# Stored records
^^^^

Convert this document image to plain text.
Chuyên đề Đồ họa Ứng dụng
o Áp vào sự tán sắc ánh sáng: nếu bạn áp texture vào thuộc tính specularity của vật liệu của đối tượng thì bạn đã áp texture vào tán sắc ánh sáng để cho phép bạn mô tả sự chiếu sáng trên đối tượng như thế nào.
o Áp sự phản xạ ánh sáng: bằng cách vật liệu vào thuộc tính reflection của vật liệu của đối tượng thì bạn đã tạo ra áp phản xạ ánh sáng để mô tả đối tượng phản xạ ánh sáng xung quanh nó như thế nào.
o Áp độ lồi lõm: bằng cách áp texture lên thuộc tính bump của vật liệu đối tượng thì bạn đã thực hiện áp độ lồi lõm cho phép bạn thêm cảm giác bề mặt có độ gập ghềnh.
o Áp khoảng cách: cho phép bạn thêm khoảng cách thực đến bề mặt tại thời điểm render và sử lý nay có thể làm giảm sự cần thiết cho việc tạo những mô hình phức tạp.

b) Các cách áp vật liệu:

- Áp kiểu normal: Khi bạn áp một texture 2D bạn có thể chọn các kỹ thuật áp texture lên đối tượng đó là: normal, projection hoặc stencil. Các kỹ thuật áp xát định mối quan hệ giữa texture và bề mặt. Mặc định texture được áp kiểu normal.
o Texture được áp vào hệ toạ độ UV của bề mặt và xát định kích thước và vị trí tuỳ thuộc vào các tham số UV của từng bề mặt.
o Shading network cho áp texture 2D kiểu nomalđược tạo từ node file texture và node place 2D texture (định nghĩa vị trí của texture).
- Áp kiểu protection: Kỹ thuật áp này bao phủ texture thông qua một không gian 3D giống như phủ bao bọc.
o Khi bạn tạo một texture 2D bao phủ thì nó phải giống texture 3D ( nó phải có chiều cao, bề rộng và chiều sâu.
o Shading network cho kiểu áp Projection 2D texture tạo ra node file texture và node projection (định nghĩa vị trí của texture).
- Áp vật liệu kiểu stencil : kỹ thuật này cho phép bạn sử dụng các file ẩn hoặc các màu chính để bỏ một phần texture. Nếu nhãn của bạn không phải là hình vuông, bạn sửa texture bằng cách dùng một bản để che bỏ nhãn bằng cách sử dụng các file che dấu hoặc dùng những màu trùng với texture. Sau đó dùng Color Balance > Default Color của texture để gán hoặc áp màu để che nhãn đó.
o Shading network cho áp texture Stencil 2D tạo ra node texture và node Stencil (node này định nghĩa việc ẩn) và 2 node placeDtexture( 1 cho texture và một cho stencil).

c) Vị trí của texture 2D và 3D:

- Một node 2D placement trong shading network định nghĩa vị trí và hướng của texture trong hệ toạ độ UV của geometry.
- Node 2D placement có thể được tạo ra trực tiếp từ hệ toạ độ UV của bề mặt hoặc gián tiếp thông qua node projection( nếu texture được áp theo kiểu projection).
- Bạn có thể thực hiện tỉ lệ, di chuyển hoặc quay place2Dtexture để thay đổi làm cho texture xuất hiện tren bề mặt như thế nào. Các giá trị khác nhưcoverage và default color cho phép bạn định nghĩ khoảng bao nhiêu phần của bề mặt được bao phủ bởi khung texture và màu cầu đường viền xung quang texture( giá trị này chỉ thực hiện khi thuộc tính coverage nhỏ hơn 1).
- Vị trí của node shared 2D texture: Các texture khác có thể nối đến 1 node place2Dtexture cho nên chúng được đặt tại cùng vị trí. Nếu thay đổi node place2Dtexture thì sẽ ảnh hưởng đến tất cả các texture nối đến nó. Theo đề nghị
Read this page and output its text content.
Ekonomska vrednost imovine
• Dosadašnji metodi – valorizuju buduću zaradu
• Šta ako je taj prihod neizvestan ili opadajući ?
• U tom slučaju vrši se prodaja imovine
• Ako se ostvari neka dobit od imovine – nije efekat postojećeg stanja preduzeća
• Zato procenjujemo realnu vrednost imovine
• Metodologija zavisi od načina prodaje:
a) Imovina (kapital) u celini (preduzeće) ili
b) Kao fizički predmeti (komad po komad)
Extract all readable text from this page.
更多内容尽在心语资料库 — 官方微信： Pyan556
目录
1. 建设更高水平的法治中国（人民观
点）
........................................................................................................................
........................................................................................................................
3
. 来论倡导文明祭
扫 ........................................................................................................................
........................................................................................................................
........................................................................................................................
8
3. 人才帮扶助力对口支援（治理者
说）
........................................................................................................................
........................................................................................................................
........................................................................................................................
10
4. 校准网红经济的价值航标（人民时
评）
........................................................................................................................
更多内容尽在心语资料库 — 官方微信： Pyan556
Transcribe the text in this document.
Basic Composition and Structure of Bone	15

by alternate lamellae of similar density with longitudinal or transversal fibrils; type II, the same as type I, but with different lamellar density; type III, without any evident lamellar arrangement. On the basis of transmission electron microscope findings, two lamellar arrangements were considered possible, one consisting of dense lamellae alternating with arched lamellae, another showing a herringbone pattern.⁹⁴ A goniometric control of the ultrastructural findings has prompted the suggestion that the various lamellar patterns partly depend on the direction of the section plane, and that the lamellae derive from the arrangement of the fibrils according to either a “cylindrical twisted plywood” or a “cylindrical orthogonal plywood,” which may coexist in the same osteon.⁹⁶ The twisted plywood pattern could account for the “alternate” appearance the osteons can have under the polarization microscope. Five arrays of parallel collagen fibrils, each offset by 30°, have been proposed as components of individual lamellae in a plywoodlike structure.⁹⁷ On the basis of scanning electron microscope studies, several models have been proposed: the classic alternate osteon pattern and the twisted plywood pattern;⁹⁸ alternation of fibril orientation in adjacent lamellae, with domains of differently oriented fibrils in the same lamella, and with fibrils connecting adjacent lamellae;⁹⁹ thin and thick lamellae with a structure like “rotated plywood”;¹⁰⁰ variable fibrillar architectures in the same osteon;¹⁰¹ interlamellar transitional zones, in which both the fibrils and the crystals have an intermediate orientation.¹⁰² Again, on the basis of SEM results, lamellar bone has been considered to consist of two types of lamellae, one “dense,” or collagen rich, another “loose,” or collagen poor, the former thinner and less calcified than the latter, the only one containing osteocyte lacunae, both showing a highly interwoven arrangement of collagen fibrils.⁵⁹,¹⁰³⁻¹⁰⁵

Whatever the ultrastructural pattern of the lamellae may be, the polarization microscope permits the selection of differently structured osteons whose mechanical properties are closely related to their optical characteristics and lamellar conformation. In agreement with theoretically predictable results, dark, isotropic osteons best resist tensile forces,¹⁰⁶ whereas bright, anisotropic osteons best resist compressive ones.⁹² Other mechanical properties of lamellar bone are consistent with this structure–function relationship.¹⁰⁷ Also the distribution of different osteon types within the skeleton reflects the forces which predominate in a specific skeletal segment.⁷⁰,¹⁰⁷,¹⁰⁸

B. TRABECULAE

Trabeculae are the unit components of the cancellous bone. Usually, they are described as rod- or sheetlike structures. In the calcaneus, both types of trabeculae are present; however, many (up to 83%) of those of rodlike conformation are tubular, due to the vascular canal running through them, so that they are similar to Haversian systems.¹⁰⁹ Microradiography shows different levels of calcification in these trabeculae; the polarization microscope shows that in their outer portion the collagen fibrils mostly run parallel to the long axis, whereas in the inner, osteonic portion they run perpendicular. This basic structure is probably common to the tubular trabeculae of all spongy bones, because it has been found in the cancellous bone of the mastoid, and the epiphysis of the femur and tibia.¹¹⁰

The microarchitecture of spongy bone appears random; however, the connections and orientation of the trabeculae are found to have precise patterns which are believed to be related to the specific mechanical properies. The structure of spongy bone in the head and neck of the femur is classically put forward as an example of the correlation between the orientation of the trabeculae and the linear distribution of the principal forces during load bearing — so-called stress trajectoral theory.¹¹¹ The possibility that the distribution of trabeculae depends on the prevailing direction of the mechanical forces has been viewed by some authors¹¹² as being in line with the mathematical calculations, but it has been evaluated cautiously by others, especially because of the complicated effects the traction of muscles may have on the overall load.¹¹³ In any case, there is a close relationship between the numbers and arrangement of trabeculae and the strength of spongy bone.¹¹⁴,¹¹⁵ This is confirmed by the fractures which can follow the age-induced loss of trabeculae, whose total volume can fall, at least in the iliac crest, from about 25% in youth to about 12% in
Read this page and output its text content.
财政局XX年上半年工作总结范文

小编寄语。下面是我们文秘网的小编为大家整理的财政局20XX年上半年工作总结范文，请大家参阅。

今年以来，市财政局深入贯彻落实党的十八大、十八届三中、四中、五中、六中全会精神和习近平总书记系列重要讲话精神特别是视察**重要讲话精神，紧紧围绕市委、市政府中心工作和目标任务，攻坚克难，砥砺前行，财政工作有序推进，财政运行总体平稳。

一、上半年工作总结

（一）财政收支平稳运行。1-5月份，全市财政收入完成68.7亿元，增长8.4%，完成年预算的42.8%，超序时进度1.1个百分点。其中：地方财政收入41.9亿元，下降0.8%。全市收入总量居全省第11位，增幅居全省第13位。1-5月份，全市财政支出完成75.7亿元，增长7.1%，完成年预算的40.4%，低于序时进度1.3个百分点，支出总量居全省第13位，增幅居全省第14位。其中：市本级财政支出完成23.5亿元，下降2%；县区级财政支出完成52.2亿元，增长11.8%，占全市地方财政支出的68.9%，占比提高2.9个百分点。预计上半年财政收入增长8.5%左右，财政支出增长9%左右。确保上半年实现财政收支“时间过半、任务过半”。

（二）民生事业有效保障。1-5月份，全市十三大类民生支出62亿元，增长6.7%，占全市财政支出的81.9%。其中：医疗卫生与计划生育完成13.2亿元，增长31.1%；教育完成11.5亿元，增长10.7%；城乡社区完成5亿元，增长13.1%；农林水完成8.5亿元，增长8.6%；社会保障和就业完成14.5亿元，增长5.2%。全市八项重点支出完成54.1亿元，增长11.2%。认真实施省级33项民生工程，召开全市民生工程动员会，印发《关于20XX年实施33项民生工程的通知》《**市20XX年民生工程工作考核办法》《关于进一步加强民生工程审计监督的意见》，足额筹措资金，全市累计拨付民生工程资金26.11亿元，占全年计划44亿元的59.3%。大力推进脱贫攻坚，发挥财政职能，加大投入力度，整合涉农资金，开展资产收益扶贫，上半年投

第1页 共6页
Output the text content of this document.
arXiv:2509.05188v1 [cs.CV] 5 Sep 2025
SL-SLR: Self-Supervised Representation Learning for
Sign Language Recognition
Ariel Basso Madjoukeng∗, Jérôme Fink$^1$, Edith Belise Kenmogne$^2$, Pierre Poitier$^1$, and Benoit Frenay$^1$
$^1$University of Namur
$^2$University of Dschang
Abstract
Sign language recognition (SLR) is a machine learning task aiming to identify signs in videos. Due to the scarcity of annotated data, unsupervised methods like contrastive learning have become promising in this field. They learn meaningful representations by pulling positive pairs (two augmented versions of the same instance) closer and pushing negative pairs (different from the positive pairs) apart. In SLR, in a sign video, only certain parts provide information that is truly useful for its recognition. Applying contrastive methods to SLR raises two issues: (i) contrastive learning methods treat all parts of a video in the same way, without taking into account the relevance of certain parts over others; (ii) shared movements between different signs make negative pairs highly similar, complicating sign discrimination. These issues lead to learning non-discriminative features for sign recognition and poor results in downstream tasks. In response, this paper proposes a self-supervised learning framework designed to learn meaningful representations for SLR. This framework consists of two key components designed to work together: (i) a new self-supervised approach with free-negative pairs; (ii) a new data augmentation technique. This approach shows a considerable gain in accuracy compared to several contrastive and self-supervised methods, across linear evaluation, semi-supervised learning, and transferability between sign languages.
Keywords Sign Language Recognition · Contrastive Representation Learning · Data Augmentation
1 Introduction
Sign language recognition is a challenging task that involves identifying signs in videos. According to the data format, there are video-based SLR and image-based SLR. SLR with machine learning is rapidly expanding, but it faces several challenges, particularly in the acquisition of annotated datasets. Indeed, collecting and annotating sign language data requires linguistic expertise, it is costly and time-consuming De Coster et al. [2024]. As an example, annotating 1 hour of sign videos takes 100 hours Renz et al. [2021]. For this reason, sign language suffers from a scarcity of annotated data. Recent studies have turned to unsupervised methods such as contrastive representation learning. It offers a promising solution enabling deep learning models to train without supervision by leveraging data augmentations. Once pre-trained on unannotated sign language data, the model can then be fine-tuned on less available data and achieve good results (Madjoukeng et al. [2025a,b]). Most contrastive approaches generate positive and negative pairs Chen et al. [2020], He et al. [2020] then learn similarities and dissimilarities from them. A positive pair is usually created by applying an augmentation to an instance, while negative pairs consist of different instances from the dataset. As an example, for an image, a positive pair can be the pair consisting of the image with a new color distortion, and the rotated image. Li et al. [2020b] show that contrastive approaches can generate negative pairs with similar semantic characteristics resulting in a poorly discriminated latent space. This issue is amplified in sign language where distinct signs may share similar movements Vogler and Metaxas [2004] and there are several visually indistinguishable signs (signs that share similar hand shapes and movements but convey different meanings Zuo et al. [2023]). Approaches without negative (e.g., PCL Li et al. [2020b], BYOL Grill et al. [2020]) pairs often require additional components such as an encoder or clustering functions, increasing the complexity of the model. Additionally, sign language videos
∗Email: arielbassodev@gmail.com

^^^^

# TASK BRIEF
Show every line of the listing in which the string "University" can be found.

# SOLVED PROBLEM
$^1$University of Namur
$^2$University of Dschang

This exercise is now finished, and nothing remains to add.